_YOUR INSTRUCTIONS_.
Count the lines in the entries below that include the word "been". Give nothing but the number.

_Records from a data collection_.
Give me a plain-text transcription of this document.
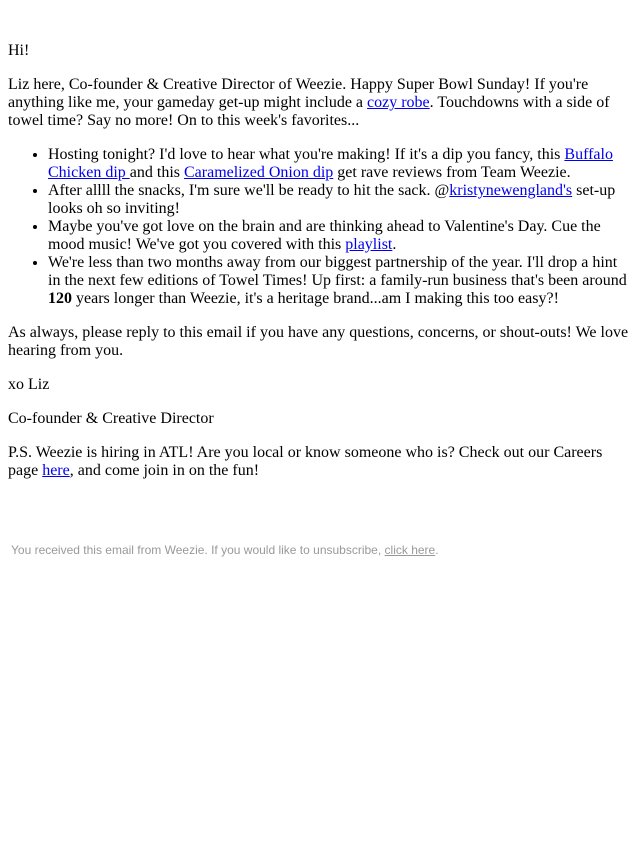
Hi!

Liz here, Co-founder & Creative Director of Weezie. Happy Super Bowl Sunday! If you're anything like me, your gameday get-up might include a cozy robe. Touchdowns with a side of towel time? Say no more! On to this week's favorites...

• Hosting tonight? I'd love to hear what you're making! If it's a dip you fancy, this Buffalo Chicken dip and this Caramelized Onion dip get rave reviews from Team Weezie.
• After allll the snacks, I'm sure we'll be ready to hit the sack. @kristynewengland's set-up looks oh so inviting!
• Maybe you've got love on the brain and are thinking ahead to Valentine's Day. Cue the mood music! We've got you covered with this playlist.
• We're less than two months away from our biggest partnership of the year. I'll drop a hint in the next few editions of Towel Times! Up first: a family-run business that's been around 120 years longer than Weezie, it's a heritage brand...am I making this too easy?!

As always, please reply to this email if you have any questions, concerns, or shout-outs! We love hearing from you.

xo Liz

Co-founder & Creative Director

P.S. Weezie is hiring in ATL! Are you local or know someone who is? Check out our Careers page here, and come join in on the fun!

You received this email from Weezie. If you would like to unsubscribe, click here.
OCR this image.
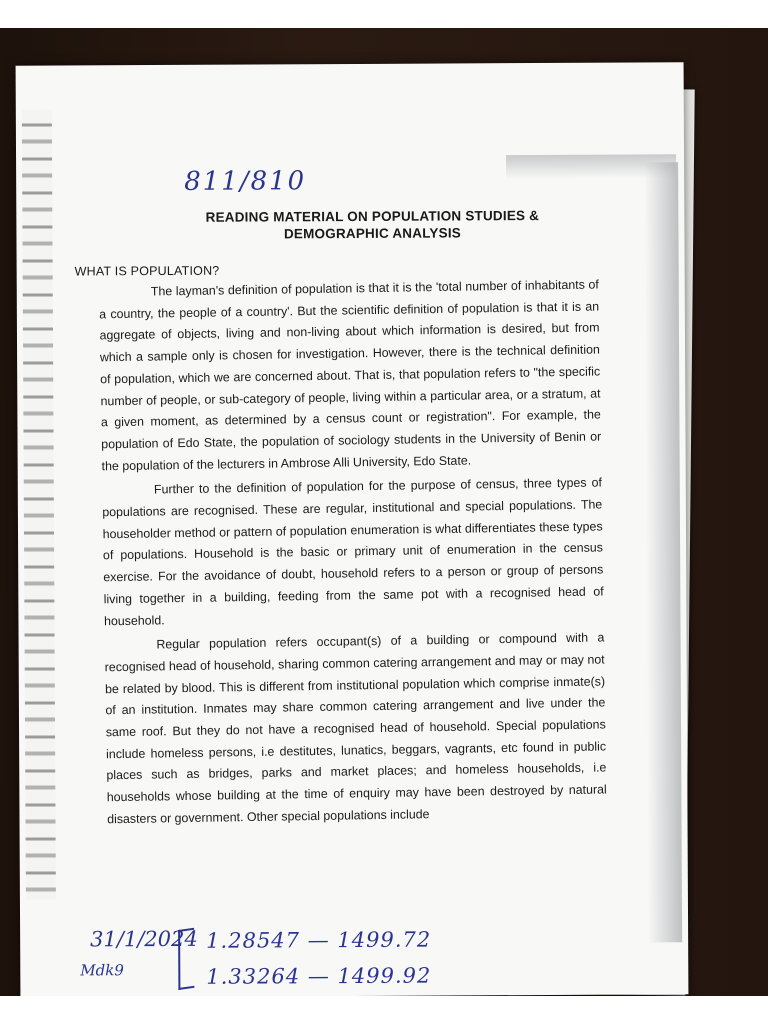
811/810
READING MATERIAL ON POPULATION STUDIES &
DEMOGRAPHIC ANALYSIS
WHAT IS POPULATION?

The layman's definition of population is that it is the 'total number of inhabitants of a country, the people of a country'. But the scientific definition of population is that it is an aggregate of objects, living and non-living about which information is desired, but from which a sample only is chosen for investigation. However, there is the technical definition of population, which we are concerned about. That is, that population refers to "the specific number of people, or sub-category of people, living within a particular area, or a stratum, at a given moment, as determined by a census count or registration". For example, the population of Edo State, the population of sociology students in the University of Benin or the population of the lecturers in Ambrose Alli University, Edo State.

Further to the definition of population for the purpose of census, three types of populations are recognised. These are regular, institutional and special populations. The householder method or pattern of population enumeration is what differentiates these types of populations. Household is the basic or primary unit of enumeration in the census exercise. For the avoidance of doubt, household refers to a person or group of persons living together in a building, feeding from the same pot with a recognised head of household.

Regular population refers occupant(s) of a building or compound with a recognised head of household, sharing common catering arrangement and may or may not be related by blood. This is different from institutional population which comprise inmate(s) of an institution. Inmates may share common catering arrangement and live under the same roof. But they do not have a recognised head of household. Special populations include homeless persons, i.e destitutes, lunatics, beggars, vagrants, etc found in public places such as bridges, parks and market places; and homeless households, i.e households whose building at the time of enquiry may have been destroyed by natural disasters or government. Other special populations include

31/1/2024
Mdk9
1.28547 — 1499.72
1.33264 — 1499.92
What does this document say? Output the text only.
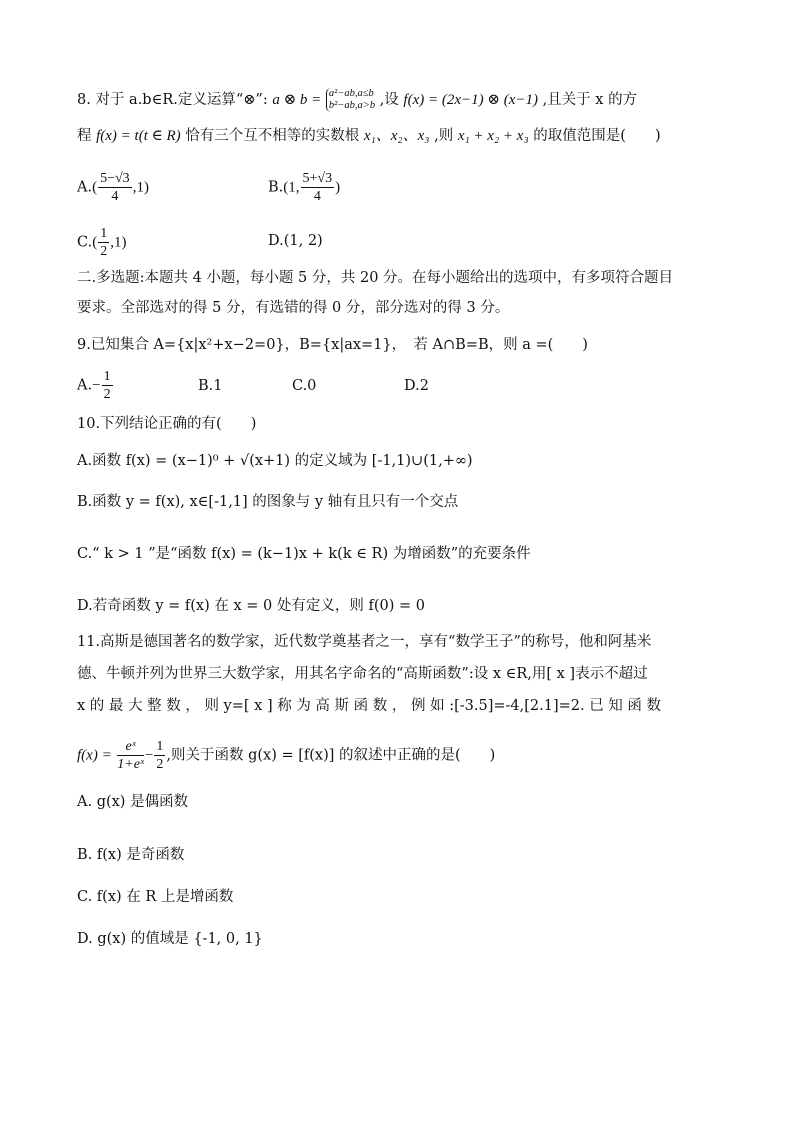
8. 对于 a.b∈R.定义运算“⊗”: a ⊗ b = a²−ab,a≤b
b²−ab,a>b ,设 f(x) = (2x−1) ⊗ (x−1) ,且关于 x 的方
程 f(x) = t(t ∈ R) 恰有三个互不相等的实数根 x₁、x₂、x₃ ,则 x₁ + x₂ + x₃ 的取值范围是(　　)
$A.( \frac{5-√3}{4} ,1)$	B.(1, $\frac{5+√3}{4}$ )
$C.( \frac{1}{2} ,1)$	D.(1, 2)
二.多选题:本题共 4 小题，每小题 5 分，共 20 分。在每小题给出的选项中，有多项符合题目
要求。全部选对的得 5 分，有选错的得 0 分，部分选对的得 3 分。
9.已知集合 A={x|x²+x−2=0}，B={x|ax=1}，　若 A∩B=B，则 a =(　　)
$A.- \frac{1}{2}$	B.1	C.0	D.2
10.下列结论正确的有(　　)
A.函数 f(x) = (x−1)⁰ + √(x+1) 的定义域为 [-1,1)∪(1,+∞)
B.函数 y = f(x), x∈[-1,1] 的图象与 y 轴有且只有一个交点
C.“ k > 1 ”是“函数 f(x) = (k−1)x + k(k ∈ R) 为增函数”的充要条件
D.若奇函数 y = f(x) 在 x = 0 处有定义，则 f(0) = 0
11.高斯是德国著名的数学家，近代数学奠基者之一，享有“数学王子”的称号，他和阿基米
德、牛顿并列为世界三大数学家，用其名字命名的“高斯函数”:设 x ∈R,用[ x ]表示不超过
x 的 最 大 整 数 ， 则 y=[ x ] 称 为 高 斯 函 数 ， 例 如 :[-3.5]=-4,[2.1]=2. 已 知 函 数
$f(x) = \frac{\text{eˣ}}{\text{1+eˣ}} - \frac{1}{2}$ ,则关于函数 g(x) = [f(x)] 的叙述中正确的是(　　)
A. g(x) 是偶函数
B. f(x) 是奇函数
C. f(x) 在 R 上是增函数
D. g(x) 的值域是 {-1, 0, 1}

_EXERCISE RESPONSE_.
2